Below are some entries. Output each one exactly as it appears.

== RECORD EXCERPTS ==

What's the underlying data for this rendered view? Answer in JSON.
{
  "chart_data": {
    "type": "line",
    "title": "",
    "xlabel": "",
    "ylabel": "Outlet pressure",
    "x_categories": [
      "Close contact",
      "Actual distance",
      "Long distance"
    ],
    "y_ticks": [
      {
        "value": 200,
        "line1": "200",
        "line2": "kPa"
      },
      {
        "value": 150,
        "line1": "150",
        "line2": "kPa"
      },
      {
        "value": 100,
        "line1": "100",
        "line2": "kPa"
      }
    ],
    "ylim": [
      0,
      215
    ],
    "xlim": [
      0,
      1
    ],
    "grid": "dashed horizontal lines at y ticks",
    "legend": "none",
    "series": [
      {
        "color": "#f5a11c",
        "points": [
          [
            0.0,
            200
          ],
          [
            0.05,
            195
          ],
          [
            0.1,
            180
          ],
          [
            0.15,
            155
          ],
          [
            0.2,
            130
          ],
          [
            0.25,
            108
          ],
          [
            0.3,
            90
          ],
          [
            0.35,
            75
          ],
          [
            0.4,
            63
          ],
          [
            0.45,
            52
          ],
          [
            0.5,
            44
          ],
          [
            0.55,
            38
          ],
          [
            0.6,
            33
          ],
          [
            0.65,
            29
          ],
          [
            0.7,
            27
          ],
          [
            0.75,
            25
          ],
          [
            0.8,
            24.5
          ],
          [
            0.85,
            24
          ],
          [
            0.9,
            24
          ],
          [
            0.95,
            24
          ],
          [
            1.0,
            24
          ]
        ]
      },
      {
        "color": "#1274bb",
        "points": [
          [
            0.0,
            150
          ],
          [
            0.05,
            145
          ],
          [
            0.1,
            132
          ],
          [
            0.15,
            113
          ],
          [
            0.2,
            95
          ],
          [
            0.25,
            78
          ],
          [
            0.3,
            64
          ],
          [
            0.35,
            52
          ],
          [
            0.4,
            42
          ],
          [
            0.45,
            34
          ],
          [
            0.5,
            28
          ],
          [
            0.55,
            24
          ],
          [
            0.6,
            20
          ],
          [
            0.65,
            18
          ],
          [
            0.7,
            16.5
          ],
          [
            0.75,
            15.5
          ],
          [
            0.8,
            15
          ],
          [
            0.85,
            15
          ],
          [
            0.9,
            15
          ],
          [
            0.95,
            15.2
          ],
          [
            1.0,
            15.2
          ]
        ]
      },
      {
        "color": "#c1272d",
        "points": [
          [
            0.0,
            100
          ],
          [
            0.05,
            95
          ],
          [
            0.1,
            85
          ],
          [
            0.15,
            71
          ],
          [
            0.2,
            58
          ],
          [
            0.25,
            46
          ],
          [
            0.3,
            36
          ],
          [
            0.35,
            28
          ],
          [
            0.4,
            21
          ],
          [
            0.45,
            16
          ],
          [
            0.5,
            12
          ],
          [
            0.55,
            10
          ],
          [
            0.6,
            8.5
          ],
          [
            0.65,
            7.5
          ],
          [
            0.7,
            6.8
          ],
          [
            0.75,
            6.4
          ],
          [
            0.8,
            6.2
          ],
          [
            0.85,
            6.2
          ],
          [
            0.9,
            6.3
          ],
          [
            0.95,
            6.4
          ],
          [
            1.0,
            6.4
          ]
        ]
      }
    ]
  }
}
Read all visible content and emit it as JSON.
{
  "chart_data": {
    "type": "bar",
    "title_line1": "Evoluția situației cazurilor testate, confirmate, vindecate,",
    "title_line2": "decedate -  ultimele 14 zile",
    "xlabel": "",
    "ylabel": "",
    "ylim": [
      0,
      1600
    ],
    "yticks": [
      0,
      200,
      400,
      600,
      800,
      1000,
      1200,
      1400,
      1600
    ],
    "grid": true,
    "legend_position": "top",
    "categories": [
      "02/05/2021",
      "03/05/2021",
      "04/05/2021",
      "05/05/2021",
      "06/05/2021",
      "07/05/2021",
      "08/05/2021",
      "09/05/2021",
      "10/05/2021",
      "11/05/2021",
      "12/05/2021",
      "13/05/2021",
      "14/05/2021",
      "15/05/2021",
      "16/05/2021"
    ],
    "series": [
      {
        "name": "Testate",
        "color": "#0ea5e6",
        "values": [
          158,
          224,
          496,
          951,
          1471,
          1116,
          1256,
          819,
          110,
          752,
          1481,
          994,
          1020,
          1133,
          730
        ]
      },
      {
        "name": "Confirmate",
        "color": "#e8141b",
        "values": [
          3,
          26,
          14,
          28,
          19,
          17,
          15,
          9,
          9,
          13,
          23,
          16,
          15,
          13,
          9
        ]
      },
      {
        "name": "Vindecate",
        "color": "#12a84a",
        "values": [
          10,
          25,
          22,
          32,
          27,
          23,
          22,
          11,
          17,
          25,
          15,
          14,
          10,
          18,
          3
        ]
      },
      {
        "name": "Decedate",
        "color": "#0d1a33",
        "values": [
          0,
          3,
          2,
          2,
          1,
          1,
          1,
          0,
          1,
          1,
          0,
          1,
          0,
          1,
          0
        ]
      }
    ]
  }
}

===

**EXERCISE OUTPUT**
What's the underlying data for this rendered view? Answer in JSON.
{
  "chart_data": {
    "type": "line",
    "title": "",
    "xlabel": "",
    "ylabel": "Outlet pressure",
    "x_categories": [
      "Close contact",
      "Actual distance",
      "Long distance"
    ],
    "y_ticks": [
      {
        "value": 200,
        "line1": "200",
        "line2": "kPa"
      },
      {
        "value": 150,
        "line1": "150",
        "line2": "kPa"
      },
      {
        "value": 100,
        "line1": "100",
        "line2": "kPa"
      }
    ],
    "ylim": [
      0,
      215
    ],
    "xlim": [
      0,
      1
    ],
    "grid": "dashed horizontal lines at y ticks",
    "legend": "none",
    "series": [
      {
        "color": "#f5a11c",
        "points": [
          [
            0.0,
            200
          ],
          [
            0.05,
            195
          ],
          [
            0.1,
            180
          ],
          [
            0.15,
            155
          ],
          [
            0.2,
            130
          ],
          [
            0.25,
            108
          ],
          [
            0.3,
            90
          ],
          [
            0.35,
            75
          ],
          [
            0.4,
            63
          ],
          [
            0.45,
            52
          ],
          [
            0.5,
            44
          ],
          [
            0.55,
            38
          ],
          [
            0.6,
            33
          ],
          [
            0.65,
            29
          ],
          [
            0.7,
            27
          ],
          [
            0.75,
            25
          ],
          [
            0.8,
            24.5
          ],
          [
            0.85,
            24
          ],
          [
            0.9,
            24
          ],
          [
            0.95,
            24
          ],
          [
            1.0,
            24
          ]
        ]
      },
      {
        "color": "#1274bb",
        "points": [
          [
            0.0,
            150
          ],
          [
            0.05,
            145
          ],
          [
            0.1,
            132
          ],
          [
            0.15,
            113
          ],
          [
            0.2,
            95
          ],
          [
            0.25,
            78
          ],
          [
            0.3,
            64
          ],
          [
            0.35,
            52
          ],
          [
            0.4,
            42
          ],
          [
            0.45,
            34
          ],
          [
            0.5,
            28
          ],
          [
            0.55,
            24
          ],
          [
            0.6,
            20
          ],
          [
            0.65,
            18
          ],
          [
            0.7,
            16.5
          ],
          [
            0.75,
            15.5
          ],
          [
            0.8,
            15
          ],
          [
            0.85,
            15
          ],
          [
            0.9,
            15
          ],
          [
            0.95,
            15.2
          ],
          [
            1.0,
            15.2
          ]
        ]
      },
      {
        "color": "#c1272d",
        "points": [
          [
            0.0,
            100
          ],
          [
            0.05,
            95
          ],
          [
            0.1,
            85
          ],
          [
            0.15,
            71
          ],
          [
            0.2,
            58
          ],
          [
            0.25,
            46
          ],
          [
            0.3,
            36
          ],
          [
            0.35,
            28
          ],
          [
            0.4,
            21
          ],
          [
            0.45,
            16
          ],
          [
            0.5,
            12
          ],
          [
            0.55,
            10
          ],
          [
            0.6,
            8.5
          ],
          [
            0.65,
            7.5
          ],
          [
            0.7,
            6.8
          ],
          [
            0.75,
            6.4
          ],
          [
            0.8,
            6.2
          ],
          [
            0.85,
            6.2
          ],
          [
            0.9,
            6.3
          ],
          [
            0.95,
            6.4
          ],
          [
            1.0,
            6.4
          ]
        ]
      }
    ]
  }
}
Read all visible content and emit it as JSON.
{
  "chart_data": {
    "type": "bar",
    "title_line1": "Evoluția situației cazurilor testate, confirmate, vindecate,",
    "title_line2": "decedate -  ultimele 14 zile",
    "xlabel": "",
    "ylabel": "",
    "ylim": [
      0,
      1600
    ],
    "yticks": [
      0,
      200,
      400,
      600,
      800,
      1000,
      1200,
      1400,
      1600
    ],
    "grid": true,
    "legend_position": "top",
    "categories": [
      "02/05/2021",
      "03/05/2021",
      "04/05/2021",
      "05/05/2021",
      "06/05/2021",
      "07/05/2021",
      "08/05/2021",
      "09/05/2021",
      "10/05/2021",
      "11/05/2021",
      "12/05/2021",
      "13/05/2021",
      "14/05/2021",
      "15/05/2021",
      "16/05/2021"
    ],
    "series": [
      {
        "name": "Testate",
        "color": "#0ea5e6",
        "values": [
          158,
          224,
          496,
          951,
          1471,
          1116,
          1256,
          819,
          110,
          752,
          1481,
          994,
          1020,
          1133,
          730
        ]
      },
      {
        "name": "Confirmate",
        "color": "#e8141b",
        "values": [
          3,
          26,
          14,
          28,
          19,
          17,
          15,
          9,
          9,
          13,
          23,
          16,
          15,
          13,
          9
        ]
      },
      {
        "name": "Vindecate",
        "color": "#12a84a",
        "values": [
          10,
          25,
          22,
          32,
          27,
          23,
          22,
          11,
          17,
          25,
          15,
          14,
          10,
          18,
          3
        ]
      },
      {
        "name": "Decedate",
        "color": "#0d1a33",
        "values": [
          0,
          3,
          2,
          2,
          1,
          1,
          1,
          0,
          1,
          1,
          0,
          1,
          0,
          1,
          0
        ]
      }
    ]
  }
}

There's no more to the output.